** Start of PROVIDED DATA **
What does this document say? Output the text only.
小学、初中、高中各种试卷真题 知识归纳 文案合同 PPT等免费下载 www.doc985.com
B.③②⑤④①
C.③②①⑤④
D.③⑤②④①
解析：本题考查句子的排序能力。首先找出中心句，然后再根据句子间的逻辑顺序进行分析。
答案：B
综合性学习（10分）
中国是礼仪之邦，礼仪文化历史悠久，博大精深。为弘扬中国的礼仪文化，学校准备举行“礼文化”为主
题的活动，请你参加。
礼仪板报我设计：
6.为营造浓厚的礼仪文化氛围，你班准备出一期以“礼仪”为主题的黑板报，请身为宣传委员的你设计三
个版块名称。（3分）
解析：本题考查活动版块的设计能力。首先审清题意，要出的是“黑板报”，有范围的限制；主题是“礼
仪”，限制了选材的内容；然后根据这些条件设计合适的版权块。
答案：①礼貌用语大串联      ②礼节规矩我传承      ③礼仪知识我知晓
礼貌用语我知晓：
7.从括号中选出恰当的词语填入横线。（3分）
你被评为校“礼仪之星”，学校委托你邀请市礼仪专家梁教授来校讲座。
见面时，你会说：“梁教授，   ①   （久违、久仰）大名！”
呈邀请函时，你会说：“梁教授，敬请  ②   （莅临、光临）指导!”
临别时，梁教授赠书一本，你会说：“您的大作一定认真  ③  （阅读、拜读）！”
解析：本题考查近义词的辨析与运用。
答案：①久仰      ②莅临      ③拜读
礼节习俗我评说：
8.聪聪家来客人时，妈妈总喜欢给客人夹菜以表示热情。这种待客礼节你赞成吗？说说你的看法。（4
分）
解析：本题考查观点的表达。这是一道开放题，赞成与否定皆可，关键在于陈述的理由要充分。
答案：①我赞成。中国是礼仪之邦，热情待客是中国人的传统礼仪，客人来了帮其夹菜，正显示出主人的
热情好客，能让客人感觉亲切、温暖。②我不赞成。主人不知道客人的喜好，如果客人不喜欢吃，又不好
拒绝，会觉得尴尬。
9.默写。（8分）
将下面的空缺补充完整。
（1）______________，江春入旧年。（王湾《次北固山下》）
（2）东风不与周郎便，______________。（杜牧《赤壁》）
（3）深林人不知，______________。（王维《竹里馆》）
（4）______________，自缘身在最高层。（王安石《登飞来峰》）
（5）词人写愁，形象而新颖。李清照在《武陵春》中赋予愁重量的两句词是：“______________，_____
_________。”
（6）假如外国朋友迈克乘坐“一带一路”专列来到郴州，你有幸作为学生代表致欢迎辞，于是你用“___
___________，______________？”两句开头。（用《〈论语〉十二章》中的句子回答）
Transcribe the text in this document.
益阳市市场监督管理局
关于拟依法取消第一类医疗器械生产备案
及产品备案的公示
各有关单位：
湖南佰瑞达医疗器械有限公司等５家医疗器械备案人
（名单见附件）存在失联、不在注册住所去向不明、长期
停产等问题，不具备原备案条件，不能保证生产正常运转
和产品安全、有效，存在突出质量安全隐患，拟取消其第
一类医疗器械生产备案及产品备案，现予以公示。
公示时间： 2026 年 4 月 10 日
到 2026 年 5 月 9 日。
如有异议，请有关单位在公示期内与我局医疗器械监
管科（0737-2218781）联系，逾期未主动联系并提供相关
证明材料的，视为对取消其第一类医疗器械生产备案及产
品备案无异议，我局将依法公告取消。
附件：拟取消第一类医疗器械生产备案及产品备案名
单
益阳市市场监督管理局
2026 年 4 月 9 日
** End of PROVIDED DATA **
** Start of PROVIDED DATA **
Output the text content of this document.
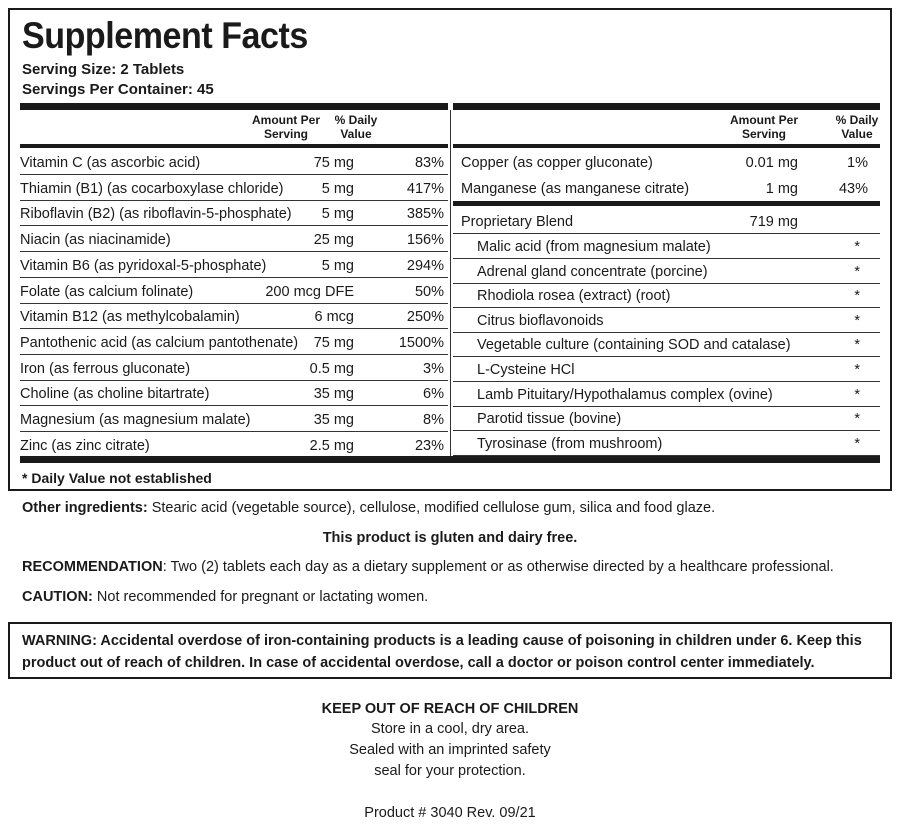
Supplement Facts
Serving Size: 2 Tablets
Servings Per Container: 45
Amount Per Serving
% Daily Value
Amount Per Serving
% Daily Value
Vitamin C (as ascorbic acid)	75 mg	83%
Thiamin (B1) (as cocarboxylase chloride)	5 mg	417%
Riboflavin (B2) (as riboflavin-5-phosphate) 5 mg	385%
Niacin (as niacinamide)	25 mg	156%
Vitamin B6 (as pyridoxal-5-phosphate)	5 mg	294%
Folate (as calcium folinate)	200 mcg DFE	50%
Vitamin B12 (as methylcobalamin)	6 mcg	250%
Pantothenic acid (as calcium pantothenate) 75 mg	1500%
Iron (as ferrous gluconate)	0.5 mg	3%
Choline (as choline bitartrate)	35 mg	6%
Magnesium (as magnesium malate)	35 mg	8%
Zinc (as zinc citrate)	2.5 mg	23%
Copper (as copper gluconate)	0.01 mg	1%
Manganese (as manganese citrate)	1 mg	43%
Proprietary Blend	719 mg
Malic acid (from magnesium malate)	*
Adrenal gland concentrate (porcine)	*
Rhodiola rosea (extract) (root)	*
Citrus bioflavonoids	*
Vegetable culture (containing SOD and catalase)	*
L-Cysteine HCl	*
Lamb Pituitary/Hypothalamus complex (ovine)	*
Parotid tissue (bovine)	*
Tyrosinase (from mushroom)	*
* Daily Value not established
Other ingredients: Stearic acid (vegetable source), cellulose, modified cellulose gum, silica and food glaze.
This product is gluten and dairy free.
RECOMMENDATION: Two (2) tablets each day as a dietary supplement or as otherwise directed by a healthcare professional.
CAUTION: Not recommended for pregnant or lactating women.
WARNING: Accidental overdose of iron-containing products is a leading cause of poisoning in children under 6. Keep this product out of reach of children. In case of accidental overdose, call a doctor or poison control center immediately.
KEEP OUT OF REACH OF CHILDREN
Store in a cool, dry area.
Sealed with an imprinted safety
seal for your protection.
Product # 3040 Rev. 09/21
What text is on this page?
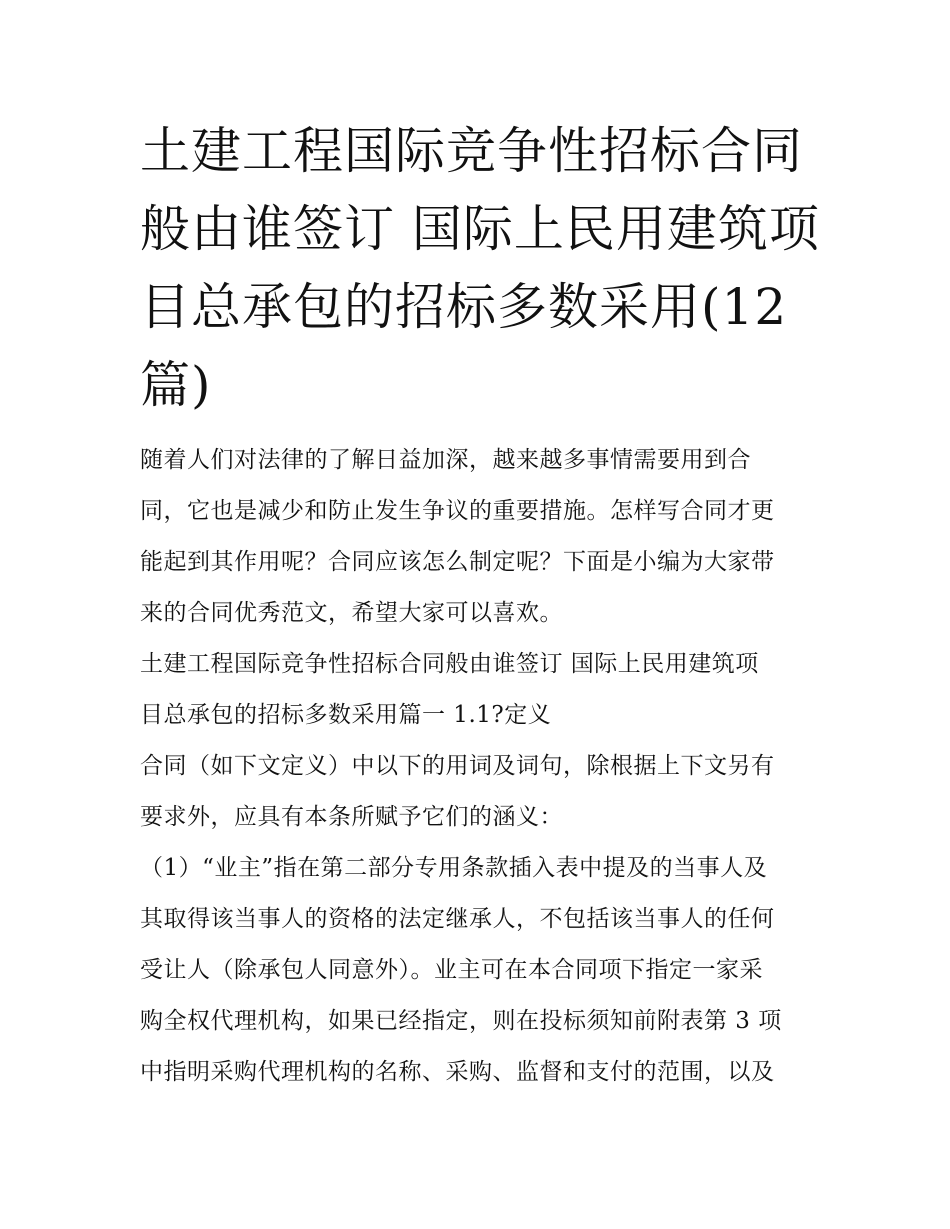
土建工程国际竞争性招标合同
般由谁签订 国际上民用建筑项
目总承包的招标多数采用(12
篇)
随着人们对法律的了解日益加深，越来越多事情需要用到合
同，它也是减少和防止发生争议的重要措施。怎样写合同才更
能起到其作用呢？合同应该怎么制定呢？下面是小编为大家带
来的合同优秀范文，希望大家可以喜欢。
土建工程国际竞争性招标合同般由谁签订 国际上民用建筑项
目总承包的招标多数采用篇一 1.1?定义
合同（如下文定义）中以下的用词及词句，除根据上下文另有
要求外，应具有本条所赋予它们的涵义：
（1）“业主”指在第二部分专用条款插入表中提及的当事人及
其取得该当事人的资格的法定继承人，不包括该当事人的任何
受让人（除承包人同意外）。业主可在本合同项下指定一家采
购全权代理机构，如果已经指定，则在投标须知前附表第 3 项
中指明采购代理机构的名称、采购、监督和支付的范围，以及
** End of PROVIDED DATA **
** Start of PROVIDED DATA **
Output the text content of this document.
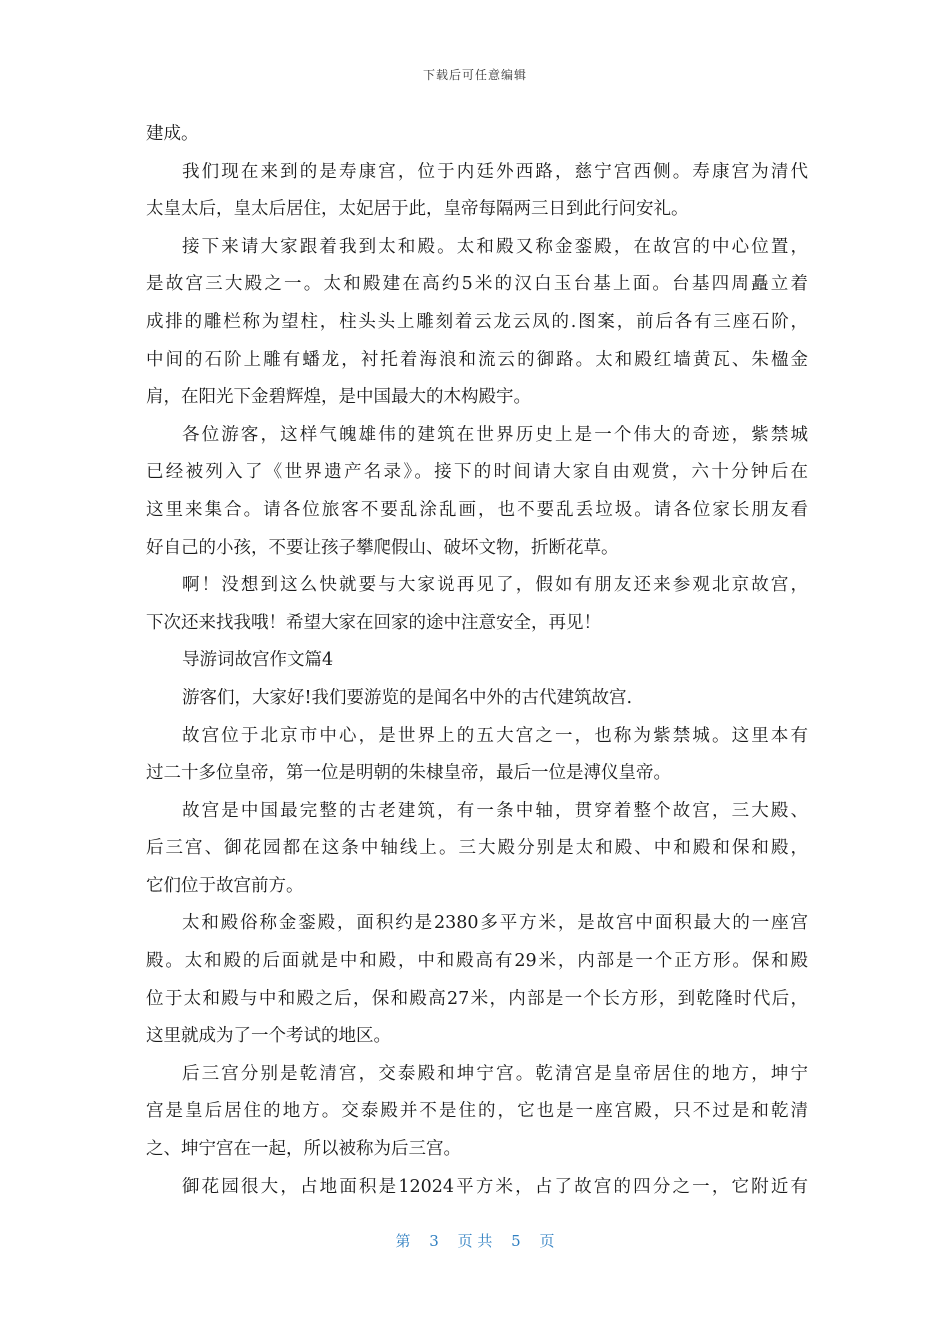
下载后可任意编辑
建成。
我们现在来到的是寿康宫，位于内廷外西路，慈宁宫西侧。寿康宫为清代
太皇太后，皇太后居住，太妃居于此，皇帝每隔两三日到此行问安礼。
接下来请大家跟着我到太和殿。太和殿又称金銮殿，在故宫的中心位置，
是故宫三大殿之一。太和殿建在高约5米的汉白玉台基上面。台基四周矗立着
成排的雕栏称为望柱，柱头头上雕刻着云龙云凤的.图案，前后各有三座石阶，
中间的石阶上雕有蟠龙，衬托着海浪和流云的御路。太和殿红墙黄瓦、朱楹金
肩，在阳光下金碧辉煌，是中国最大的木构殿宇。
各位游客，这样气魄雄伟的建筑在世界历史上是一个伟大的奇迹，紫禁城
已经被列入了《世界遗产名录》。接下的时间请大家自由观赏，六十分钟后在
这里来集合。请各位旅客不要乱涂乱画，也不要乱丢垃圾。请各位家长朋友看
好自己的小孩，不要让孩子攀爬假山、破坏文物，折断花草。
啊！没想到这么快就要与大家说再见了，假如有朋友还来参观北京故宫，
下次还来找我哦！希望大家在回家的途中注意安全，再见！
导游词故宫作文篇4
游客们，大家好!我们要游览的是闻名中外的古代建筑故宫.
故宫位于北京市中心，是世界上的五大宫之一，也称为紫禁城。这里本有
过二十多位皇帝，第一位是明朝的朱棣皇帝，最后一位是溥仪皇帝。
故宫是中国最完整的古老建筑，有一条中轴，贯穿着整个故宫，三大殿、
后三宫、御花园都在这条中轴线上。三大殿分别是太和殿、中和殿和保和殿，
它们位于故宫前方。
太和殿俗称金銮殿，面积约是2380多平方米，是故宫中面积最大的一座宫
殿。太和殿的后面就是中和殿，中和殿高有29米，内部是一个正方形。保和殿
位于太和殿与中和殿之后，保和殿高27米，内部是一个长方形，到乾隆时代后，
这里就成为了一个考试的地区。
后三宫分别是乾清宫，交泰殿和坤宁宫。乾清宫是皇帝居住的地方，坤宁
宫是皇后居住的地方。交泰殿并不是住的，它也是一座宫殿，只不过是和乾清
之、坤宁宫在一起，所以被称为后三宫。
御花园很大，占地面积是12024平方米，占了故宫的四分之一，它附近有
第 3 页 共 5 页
** End of PROVIDED DATA **
● **THE REQUEST**: Report only how many lines of the listing hold the word "containing".

● **OUTPUT BELOW**: 2